> [Request]: Please report every line from the material that contains the word "forest".

────────

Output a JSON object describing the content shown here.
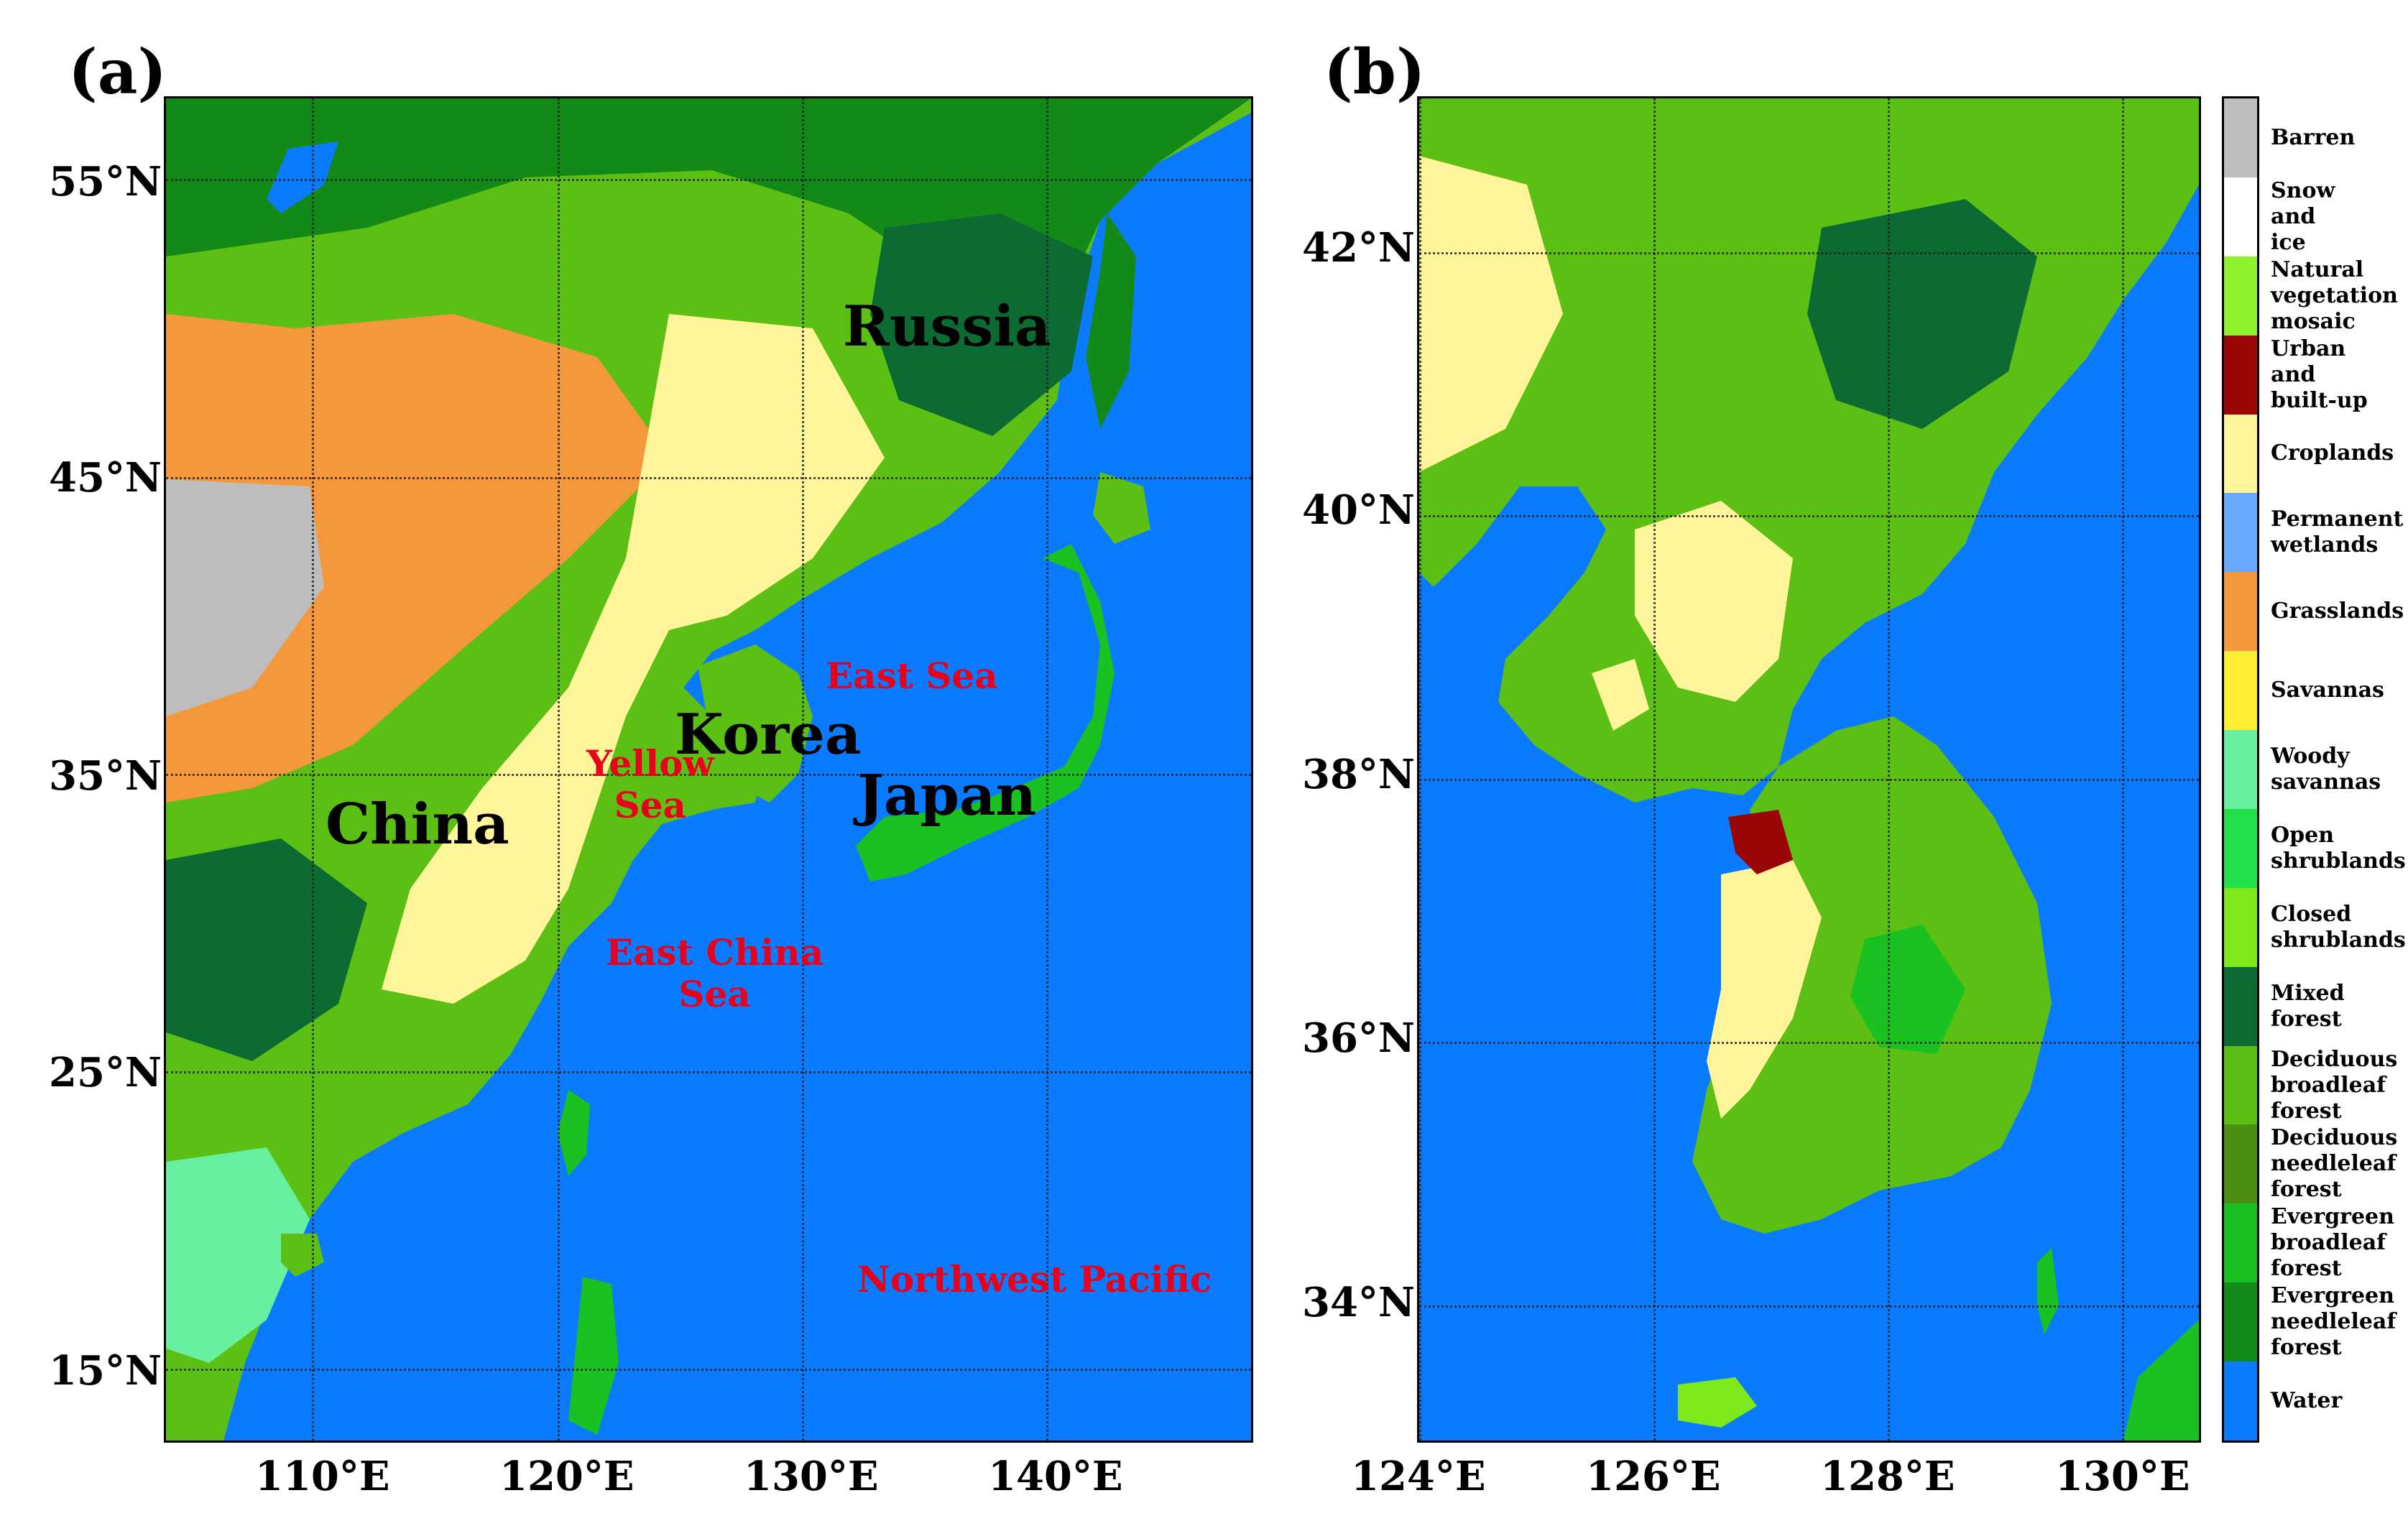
{
  "panels": {
    "a": {
      "label": "(a)",
      "lat_ticks": [
        "55°N",
        "45°N",
        "35°N",
        "25°N",
        "15°N"
      ],
      "lon_ticks": [
        "110°E",
        "120°E",
        "130°E",
        "140°E"
      ],
      "places": {
        "russia": "Russia",
        "korea": "Korea",
        "japan": "Japan",
        "china": "China",
        "east_sea": "East Sea",
        "yellow_sea_1": "Yellow",
        "yellow_sea_2": "Sea",
        "east_china_sea_1": "East China",
        "east_china_sea_2": "Sea",
        "northwest_pacific": "Northwest Pacific"
      }
    },
    "b": {
      "label": "(b)",
      "lat_ticks": [
        "42°N",
        "40°N",
        "38°N",
        "36°N",
        "34°N"
      ],
      "lon_ticks": [
        "124°E",
        "126°E",
        "128°E",
        "130°E"
      ]
    }
  },
  "legend": [
    {
      "label": "Barren",
      "color": "#bdbdbd"
    },
    {
      "label": "Snow and ice",
      "color": "#ffffff"
    },
    {
      "label": "Natural vegetation mosaic",
      "color": "#8ef22c"
    },
    {
      "label": "Urban and built-up",
      "color": "#9a0606"
    },
    {
      "label": "Croplands",
      "color": "#fff59a"
    },
    {
      "label": "Permanent wetlands",
      "color": "#66aaff"
    },
    {
      "label": "Grasslands",
      "color": "#f5973b"
    },
    {
      "label": "Savannas",
      "color": "#ffee33"
    },
    {
      "label": "Woody savannas",
      "color": "#66f0a0"
    },
    {
      "label": "Open shrublands",
      "color": "#22e04a"
    },
    {
      "label": "Closed shrublands",
      "color": "#7de81a"
    },
    {
      "label": "Mixed forest",
      "color": "#0b6b33"
    },
    {
      "label": "Deciduous broadleaf forest",
      "color": "#5cbf14"
    },
    {
      "label": "Deciduous needleleaf forest",
      "color": "#4a8f14"
    },
    {
      "label": "Evergreen broadleaf forest",
      "color": "#19c220"
    },
    {
      "label": "Evergreen needleleaf forest",
      "color": "#138a17"
    },
    {
      "label": "Water",
      "color": "#0a7bff"
    }
  ]
}
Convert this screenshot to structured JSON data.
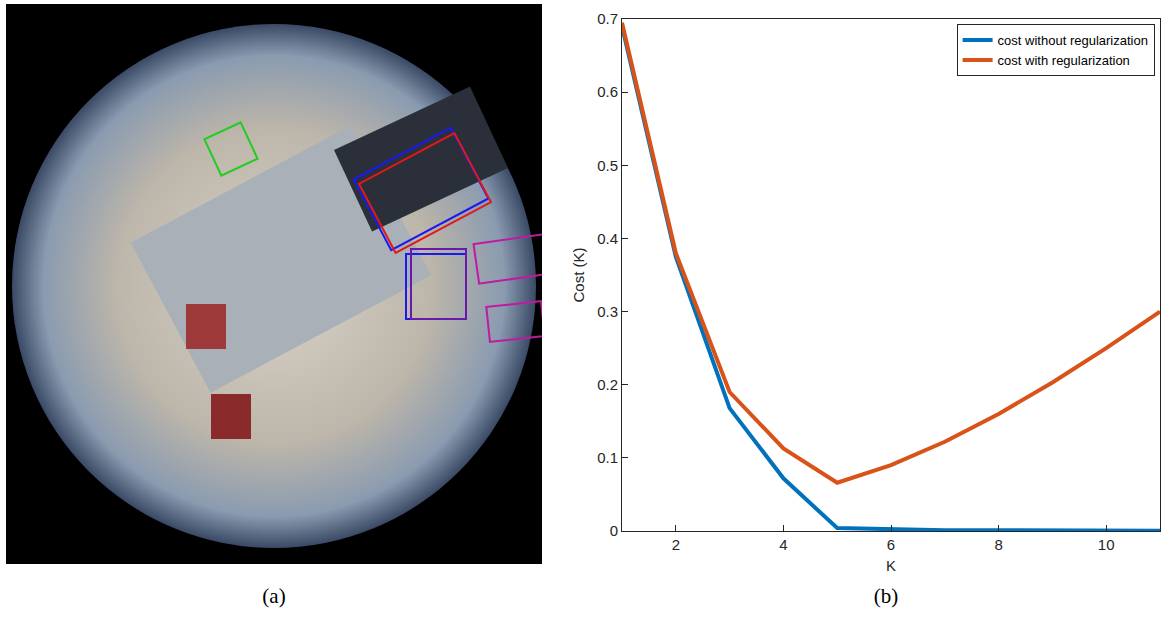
{
  "panel_labels": {
    "a": "(a)",
    "b": "(b)"
  },
  "chart_data": {
    "type": "line",
    "x": [
      1,
      2,
      3,
      4,
      5,
      6,
      7,
      8,
      9,
      10,
      11
    ],
    "series": [
      {
        "name": "cost without regularization",
        "color": "#0072BD",
        "values": [
          0.69,
          0.375,
          0.168,
          0.072,
          0.004,
          0.002,
          0.001,
          0.001,
          0.0005,
          0.0003,
          0.0002
        ]
      },
      {
        "name": "cost with regularization",
        "color": "#D95319",
        "values": [
          0.695,
          0.38,
          0.19,
          0.113,
          0.066,
          0.09,
          0.122,
          0.16,
          0.203,
          0.25,
          0.3
        ]
      }
    ],
    "x_label": "K",
    "y_label": "Cost (K)",
    "xlim": [
      1,
      11
    ],
    "xticks": [
      2,
      4,
      6,
      8,
      10
    ],
    "ylim": [
      0,
      0.7
    ],
    "yticks": [
      0,
      0.1,
      0.2,
      0.3,
      0.4,
      0.5,
      0.6,
      0.7
    ],
    "grid": false,
    "legend": "top-right"
  }
}
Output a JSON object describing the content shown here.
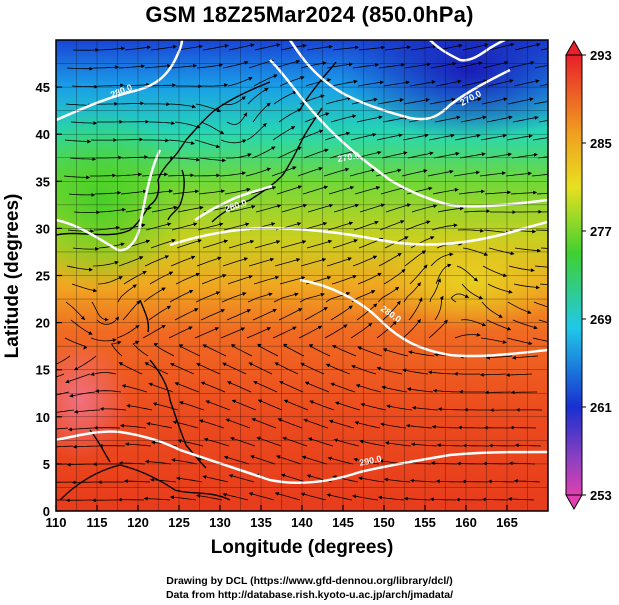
{
  "title": "GSM 18Z25Mar2024 (850.0hPa)",
  "x_axis": {
    "label": "Longitude (degrees)",
    "range": [
      110,
      170
    ],
    "ticks": [
      "110",
      "115",
      "120",
      "125",
      "130",
      "135",
      "140",
      "145",
      "150",
      "155",
      "160",
      "165"
    ]
  },
  "y_axis": {
    "label": "Latitude  (degrees)",
    "range": [
      0,
      50
    ],
    "ticks": [
      "0",
      "5",
      "10",
      "15",
      "20",
      "25",
      "30",
      "35",
      "40",
      "45"
    ]
  },
  "colorbar": {
    "range": [
      253,
      293
    ],
    "labels": [
      "293",
      "285",
      "277",
      "269",
      "261",
      "253"
    ],
    "label_values": [
      293,
      285,
      277,
      269,
      261,
      253
    ]
  },
  "contour_labels": [
    "280.0",
    "270.0",
    "270.0",
    "280.0",
    "280.0",
    "290.0"
  ],
  "credits": {
    "line1": "Drawing by DCL (https://www.gfd-dennou.org/library/dcl/)",
    "line2": "Data from http://database.rish.kyoto-u.ac.jp/arch/jmadata/"
  },
  "map": {
    "type": "temperature-field-with-streamlines",
    "grid": "on",
    "colors": {
      "warm": "#e8401c",
      "mid": "#32c832",
      "cold": "#1440d8",
      "frame": "#000000",
      "contour": "#ffffff"
    }
  }
}
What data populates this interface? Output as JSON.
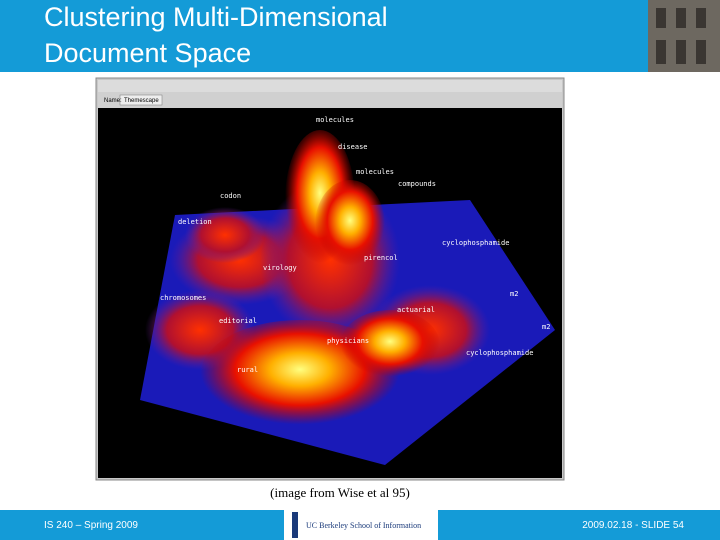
{
  "header": {
    "title_lines": [
      "Clustering Multi-Dimensional",
      "Document Space"
    ]
  },
  "figure": {
    "tab_label": "Name:",
    "tab_value": "Themescape",
    "labels": [
      "molecules",
      "disease",
      "molecules",
      "compounds",
      "codon",
      "deletion",
      "cyclophosphamide",
      "pirencol",
      "virology",
      "chromosomes",
      "m2",
      "actuarial",
      "editorial",
      "m2",
      "physicians",
      "cyclophosphamide",
      "rural"
    ],
    "caption": "(image from Wise et al 95)"
  },
  "footer": {
    "left": "IS 240 – Spring 2009",
    "logo": "UC Berkeley School of Information",
    "right": "2009.02.18 - SLIDE 54"
  }
}
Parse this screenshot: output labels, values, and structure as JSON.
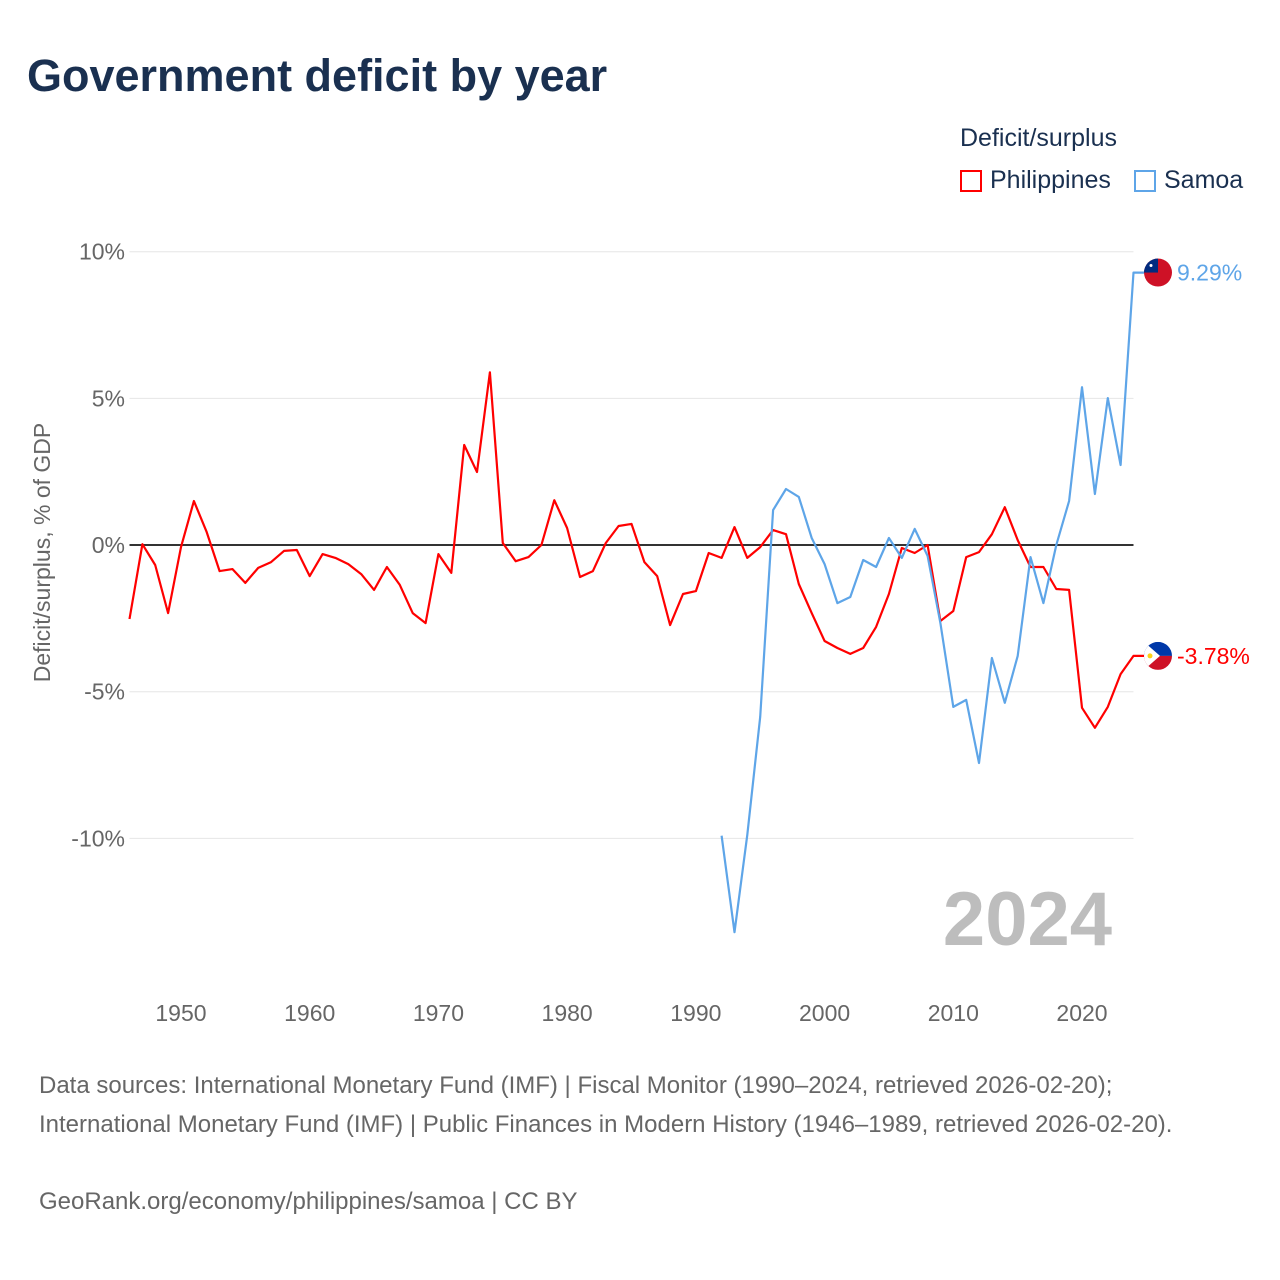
{
  "title": "Government deficit by year",
  "legend": {
    "title": "Deficit/surplus",
    "items": [
      {
        "name": "Philippines",
        "color": "#ff0000"
      },
      {
        "name": "Samoa",
        "color": "#5ea5e8"
      }
    ]
  },
  "year_label": "2024",
  "footer": {
    "sources": "Data sources: International Monetary Fund (IMF) | Fiscal Monitor (1990–2024, retrieved 2026-02-20); International Monetary Fund (IMF) | Public Finances in Modern History (1946–1989, retrieved 2026-02-20).",
    "credit": "GeoRank.org/economy/philippines/samoa | CC BY"
  },
  "chart_data": {
    "type": "line",
    "title": "Government deficit by year",
    "ylabel": "Deficit/surplus, % of GDP",
    "xlabel": "",
    "xlim": [
      1946,
      2024
    ],
    "ylim": [
      -15,
      10.4
    ],
    "grid": true,
    "legend_position": "top-right",
    "xticks": [
      1950,
      1960,
      1970,
      1980,
      1990,
      2000,
      2010,
      2020
    ],
    "yticks": [
      {
        "v": 10,
        "label": "10%"
      },
      {
        "v": 5,
        "label": "5%"
      },
      {
        "v": 0,
        "label": "0%"
      },
      {
        "v": -5,
        "label": "-5%"
      },
      {
        "v": -10,
        "label": "-10%"
      }
    ],
    "series": [
      {
        "name": "Philippines",
        "color": "#ff0000",
        "end_label": "-3.78%",
        "start_year": 1946,
        "values": [
          -2.52,
          0.03,
          -0.68,
          -2.32,
          -0.07,
          1.5,
          0.44,
          -0.89,
          -0.82,
          -1.29,
          -0.78,
          -0.58,
          -0.2,
          -0.17,
          -1.06,
          -0.31,
          -0.44,
          -0.65,
          -0.99,
          -1.53,
          -0.75,
          -1.36,
          -2.32,
          -2.66,
          -0.31,
          -0.95,
          3.41,
          2.49,
          5.89,
          0.07,
          -0.55,
          -0.41,
          0,
          1.53,
          0.58,
          -1.09,
          -0.89,
          0.07,
          0.65,
          0.72,
          -0.58,
          -1.06,
          -2.73,
          -1.67,
          -1.57,
          -0.27,
          -0.44,
          0.61,
          -0.44,
          -0.07,
          0.51,
          0.37,
          -1.33,
          -2.32,
          -3.27,
          -3.51,
          -3.71,
          -3.51,
          -2.79,
          -1.67,
          -0.1,
          -0.27,
          0,
          -2.59,
          -2.25,
          -0.41,
          -0.24,
          0.37,
          1.29,
          0.17,
          -0.75,
          -0.75,
          -1.5,
          -1.53,
          -5.55,
          -6.23,
          -5.52,
          -4.4,
          -3.78
        ]
      },
      {
        "name": "Samoa",
        "color": "#5ea5e8",
        "end_label": "9.29%",
        "start_year": 1992,
        "values": [
          -9.91,
          -13.2,
          -9.88,
          -5.86,
          1.19,
          1.91,
          1.64,
          0.24,
          -0.65,
          -1.98,
          -1.77,
          -0.51,
          -0.75,
          0.24,
          -0.44,
          0.55,
          -0.37,
          -2.66,
          -5.52,
          -5.28,
          -7.43,
          -3.85,
          -5.38,
          -3.78,
          -0.41,
          -1.98,
          0,
          1.5,
          5.38,
          1.74,
          5.01,
          2.73,
          9.29
        ]
      }
    ]
  }
}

────────

> [Answer to the task]:
      "label": "Mixed forest",
      "label": "Deciduous broadleaf forest",
      "label": "Deciduous needleleaf forest",
      "label": "Evergreen broadleaf forest",
      "label": "Evergreen needleleaf forest",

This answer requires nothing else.